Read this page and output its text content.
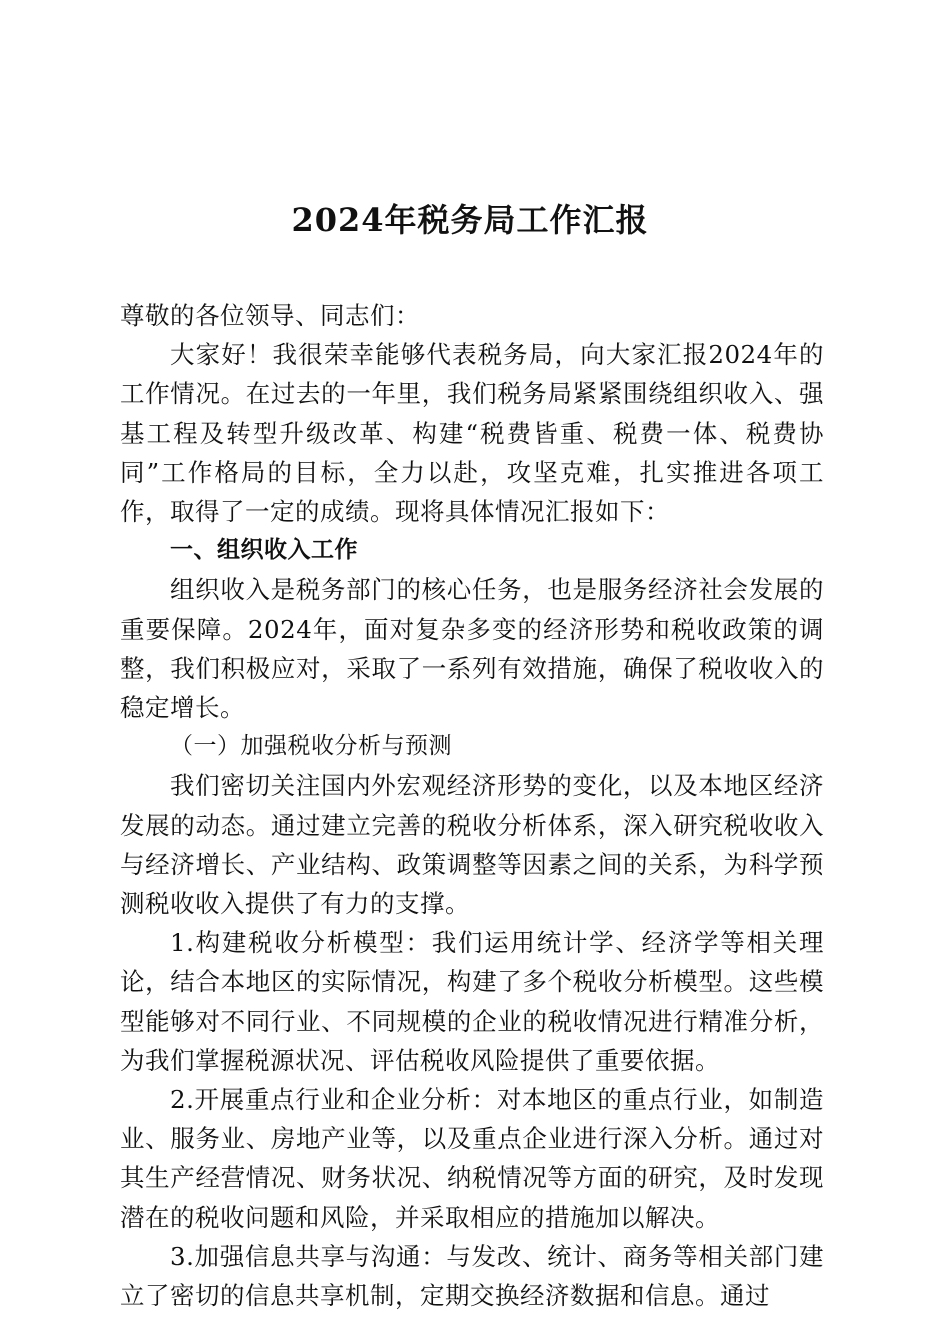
2024年税务局工作汇报

尊敬的各位领导、同志们：

大家好！我很荣幸能够代表税务局，向大家汇报2024年的工作情况。在过去的一年里，我们税务局紧紧围绕组织收入、强基工程及转型升级改革、构建“税费皆重、税费一体、税费协同”工作格局的目标，全力以赴，攻坚克难，扎实推进各项工作，取得了一定的成绩。现将具体情况汇报如下：

一、组织收入工作

组织收入是税务部门的核心任务，也是服务经济社会发展的重要保障。2024年，面对复杂多变的经济形势和税收政策的调整，我们积极应对，采取了一系列有效措施，确保了税收收入的稳定增长。

（一）加强税收分析与预测

我们密切关注国内外宏观经济形势的变化，以及本地区经济发展的动态。通过建立完善的税收分析体系，深入研究税收收入与经济增长、产业结构、政策调整等因素之间的关系，为科学预测税收收入提供了有力的支撑。

1.构建税收分析模型：我们运用统计学、经济学等相关理论，结合本地区的实际情况，构建了多个税收分析模型。这些模型能够对不同行业、不同规模的企业的税收情况进行精准分析，为我们掌握税源状况、评估税收风险提供了重要依据。

2.开展重点行业和企业分析：对本地区的重点行业，如制造业、服务业、房地产业等，以及重点企业进行深入分析。通过对其生产经营情况、财务状况、纳税情况等方面的研究，及时发现潜在的税收问题和风险，并采取相应的措施加以解决。

3.加强信息共享与沟通：与发改、统计、商务等相关部门建立了密切的信息共享机制，定期交换经济数据和信息。通过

**Short exercise**
Quote the entries above word for word. Leave the images out.

**Correct response**
Read this page and output its text content.
2024年税务局工作汇报

尊敬的各位领导、同志们：

大家好！我很荣幸能够代表税务局，向大家汇报2024年的工作情况。在过去的一年里，我们税务局紧紧围绕组织收入、强基工程及转型升级改革、构建“税费皆重、税费一体、税费协同”工作格局的目标，全力以赴，攻坚克难，扎实推进各项工作，取得了一定的成绩。现将具体情况汇报如下：

一、组织收入工作

组织收入是税务部门的核心任务，也是服务经济社会发展的重要保障。2024年，面对复杂多变的经济形势和税收政策的调整，我们积极应对，采取了一系列有效措施，确保了税收收入的稳定增长。

（一）加强税收分析与预测

我们密切关注国内外宏观经济形势的变化，以及本地区经济发展的动态。通过建立完善的税收分析体系，深入研究税收收入与经济增长、产业结构、政策调整等因素之间的关系，为科学预测税收收入提供了有力的支撑。

1.构建税收分析模型：我们运用统计学、经济学等相关理论，结合本地区的实际情况，构建了多个税收分析模型。这些模型能够对不同行业、不同规模的企业的税收情况进行精准分析，为我们掌握税源状况、评估税收风险提供了重要依据。

2.开展重点行业和企业分析：对本地区的重点行业，如制造业、服务业、房地产业等，以及重点企业进行深入分析。通过对其生产经营情况、财务状况、纳税情况等方面的研究，及时发现潜在的税收问题和风险，并采取相应的措施加以解决。

3.加强信息共享与沟通：与发改、统计、商务等相关部门建立了密切的信息共享机制，定期交换经济数据和信息。通过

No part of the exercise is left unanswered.